▶ **REQUEST**
Would you retype all of these records exactly?

Start of SUPPLIED INFORMATION

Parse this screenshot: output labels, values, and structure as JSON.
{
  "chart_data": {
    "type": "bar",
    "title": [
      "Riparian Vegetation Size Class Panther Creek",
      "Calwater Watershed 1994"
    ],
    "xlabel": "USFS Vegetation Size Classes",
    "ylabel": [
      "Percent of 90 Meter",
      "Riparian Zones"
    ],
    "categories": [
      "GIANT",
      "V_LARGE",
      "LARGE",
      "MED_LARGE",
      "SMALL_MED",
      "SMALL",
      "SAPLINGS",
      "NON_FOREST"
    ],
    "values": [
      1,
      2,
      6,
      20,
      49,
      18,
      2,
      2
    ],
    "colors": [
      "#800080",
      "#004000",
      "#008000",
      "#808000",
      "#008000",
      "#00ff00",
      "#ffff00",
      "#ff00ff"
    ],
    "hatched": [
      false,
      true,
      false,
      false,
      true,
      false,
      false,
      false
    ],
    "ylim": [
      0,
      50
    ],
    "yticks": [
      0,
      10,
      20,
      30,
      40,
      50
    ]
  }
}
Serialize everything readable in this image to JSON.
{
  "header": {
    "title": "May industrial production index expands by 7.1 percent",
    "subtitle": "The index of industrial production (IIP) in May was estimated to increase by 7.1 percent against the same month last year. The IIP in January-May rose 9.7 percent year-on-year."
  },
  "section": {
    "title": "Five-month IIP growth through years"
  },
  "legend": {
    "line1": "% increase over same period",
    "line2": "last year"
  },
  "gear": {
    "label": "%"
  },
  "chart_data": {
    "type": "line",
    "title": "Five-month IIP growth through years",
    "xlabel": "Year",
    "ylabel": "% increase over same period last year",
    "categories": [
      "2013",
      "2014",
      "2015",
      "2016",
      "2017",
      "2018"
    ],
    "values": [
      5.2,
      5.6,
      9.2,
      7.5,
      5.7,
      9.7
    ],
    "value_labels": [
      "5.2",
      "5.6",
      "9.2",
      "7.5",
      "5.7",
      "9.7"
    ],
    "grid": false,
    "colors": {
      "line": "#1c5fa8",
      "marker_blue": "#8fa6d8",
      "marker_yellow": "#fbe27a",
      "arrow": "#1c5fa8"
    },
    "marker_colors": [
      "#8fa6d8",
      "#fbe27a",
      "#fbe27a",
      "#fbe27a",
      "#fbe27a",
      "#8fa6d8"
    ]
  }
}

End of SUPPLIED INFORMATION

▶ **TASK RESPONSE**
Parse this screenshot: output labels, values, and structure as JSON.
{
  "chart_data": {
    "type": "bar",
    "title": [
      "Riparian Vegetation Size Class Panther Creek",
      "Calwater Watershed 1994"
    ],
    "xlabel": "USFS Vegetation Size Classes",
    "ylabel": [
      "Percent of 90 Meter",
      "Riparian Zones"
    ],
    "categories": [
      "GIANT",
      "V_LARGE",
      "LARGE",
      "MED_LARGE",
      "SMALL_MED",
      "SMALL",
      "SAPLINGS",
      "NON_FOREST"
    ],
    "values": [
      1,
      2,
      6,
      20,
      49,
      18,
      2,
      2
    ],
    "colors": [
      "#800080",
      "#004000",
      "#008000",
      "#808000",
      "#008000",
      "#00ff00",
      "#ffff00",
      "#ff00ff"
    ],
    "hatched": [
      false,
      true,
      false,
      false,
      true,
      false,
      false,
      false
    ],
    "ylim": [
      0,
      50
    ],
    "yticks": [
      0,
      10,
      20,
      30,
      40,
      50
    ]
  }
}
Serialize everything readable in this image to JSON.
{
  "header": {
    "title": "May industrial production index expands by 7.1 percent",
    "subtitle": "The index of industrial production (IIP) in May was estimated to increase by 7.1 percent against the same month last year. The IIP in January-May rose 9.7 percent year-on-year."
  },
  "section": {
    "title": "Five-month IIP growth through years"
  },
  "legend": {
    "line1": "% increase over same period",
    "line2": "last year"
  },
  "gear": {
    "label": "%"
  },
  "chart_data": {
    "type": "line",
    "title": "Five-month IIP growth through years",
    "xlabel": "Year",
    "ylabel": "% increase over same period last year",
    "categories": [
      "2013",
      "2014",
      "2015",
      "2016",
      "2017",
      "2018"
    ],
    "values": [
      5.2,
      5.6,
      9.2,
      7.5,
      5.7,
      9.7
    ],
    "value_labels": [
      "5.2",
      "5.6",
      "9.2",
      "7.5",
      "5.7",
      "9.7"
    ],
    "grid": false,
    "colors": {
      "line": "#1c5fa8",
      "marker_blue": "#8fa6d8",
      "marker_yellow": "#fbe27a",
      "arrow": "#1c5fa8"
    },
    "marker_colors": [
      "#8fa6d8",
      "#fbe27a",
      "#fbe27a",
      "#fbe27a",
      "#fbe27a",
      "#8fa6d8"
    ]
  }
}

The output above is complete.